* Stored records
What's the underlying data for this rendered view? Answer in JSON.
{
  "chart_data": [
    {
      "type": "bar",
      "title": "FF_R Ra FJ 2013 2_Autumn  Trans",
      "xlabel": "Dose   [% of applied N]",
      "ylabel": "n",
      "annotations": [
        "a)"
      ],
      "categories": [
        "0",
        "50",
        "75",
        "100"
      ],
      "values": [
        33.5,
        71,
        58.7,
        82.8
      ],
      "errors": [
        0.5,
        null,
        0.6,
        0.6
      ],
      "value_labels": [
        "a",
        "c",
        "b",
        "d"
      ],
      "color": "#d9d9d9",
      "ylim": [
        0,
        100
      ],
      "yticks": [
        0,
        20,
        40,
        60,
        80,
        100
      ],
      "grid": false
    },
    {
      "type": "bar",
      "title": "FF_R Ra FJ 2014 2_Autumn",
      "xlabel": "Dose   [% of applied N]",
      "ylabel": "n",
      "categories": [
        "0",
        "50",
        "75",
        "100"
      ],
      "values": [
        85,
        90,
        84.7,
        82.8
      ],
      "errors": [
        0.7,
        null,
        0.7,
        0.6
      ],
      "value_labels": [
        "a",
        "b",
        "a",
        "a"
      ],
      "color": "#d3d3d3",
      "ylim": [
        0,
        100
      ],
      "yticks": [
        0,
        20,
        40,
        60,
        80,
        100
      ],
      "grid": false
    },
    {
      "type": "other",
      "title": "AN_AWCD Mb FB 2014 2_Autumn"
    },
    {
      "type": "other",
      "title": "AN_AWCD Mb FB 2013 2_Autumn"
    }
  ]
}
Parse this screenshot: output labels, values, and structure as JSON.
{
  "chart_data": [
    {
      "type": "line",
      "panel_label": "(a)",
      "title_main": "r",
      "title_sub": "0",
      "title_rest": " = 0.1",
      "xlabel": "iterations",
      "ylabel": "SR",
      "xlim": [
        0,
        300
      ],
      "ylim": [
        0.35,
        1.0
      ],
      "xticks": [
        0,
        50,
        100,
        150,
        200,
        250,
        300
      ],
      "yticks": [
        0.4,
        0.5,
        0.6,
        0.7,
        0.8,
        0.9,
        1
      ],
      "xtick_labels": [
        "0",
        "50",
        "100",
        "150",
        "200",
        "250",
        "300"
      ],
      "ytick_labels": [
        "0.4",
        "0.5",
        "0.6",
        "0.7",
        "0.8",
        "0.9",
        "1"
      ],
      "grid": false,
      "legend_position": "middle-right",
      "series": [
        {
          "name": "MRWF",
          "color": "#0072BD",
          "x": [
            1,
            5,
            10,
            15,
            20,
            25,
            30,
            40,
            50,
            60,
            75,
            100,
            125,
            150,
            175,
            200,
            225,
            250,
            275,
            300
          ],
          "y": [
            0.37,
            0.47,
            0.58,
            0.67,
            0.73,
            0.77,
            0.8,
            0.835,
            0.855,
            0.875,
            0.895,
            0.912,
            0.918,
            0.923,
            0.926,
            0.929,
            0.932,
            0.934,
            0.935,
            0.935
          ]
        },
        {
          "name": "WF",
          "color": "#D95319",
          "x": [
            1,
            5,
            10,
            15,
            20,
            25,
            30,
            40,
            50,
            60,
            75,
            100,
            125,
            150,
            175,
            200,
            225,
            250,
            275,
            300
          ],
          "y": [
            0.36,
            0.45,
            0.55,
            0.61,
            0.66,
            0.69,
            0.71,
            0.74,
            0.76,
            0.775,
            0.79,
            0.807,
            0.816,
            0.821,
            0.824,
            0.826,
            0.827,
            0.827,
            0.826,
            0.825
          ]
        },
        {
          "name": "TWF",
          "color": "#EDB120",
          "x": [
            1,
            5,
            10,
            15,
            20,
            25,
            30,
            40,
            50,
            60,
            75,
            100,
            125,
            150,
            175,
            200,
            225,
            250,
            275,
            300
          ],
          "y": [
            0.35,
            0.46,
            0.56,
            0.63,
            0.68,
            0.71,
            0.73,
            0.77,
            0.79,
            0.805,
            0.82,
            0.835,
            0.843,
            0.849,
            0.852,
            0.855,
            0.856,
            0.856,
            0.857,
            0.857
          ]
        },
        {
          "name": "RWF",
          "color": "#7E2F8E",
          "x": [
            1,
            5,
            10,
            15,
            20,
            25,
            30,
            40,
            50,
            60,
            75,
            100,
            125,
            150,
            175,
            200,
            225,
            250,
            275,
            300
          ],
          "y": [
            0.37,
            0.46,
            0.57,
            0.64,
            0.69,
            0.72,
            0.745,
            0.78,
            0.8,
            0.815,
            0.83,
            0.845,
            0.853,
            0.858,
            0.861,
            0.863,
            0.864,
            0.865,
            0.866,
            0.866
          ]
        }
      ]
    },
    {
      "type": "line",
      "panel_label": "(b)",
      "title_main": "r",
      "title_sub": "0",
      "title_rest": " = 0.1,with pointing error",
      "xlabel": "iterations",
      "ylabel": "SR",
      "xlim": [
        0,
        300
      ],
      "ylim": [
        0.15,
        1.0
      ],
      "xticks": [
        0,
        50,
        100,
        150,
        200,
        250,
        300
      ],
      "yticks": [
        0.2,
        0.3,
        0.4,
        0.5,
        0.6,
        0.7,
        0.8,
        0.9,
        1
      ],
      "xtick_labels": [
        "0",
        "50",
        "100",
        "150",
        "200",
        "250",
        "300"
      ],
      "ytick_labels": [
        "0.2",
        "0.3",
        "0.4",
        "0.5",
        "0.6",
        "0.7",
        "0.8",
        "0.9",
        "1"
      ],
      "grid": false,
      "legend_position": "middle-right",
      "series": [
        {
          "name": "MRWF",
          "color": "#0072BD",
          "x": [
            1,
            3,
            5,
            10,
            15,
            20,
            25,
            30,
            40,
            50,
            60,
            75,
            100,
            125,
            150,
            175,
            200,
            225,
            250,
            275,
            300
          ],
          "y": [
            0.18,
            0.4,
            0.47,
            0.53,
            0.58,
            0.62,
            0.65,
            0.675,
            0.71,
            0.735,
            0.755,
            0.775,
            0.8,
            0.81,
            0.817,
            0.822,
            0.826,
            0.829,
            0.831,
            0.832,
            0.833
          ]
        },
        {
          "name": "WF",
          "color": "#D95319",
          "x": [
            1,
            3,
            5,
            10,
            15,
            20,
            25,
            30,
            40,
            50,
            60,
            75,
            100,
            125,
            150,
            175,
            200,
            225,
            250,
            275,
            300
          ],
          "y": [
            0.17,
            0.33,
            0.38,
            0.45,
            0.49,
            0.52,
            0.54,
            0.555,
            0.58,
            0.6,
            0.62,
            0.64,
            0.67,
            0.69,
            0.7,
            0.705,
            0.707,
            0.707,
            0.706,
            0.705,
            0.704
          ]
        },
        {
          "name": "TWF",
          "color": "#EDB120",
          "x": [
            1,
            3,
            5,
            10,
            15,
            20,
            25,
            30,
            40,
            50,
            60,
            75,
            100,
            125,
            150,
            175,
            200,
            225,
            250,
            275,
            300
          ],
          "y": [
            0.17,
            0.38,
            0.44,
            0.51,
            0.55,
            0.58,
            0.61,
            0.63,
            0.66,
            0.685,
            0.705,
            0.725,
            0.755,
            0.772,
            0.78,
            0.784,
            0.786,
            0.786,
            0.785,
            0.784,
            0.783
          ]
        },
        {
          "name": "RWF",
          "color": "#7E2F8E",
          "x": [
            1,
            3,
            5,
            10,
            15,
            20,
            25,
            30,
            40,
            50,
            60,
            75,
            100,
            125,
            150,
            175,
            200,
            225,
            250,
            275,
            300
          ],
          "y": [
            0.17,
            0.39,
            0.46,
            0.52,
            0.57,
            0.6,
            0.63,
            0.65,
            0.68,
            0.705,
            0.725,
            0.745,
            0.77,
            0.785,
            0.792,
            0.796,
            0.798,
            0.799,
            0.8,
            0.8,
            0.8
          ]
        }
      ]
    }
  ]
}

* Your goal
Display every line of the listing that contains the string "this".

* Worked answer
What's the underlying data for this rendered view? Answer in JSON.
Parse this screenshot: output labels, values, and structure as JSON.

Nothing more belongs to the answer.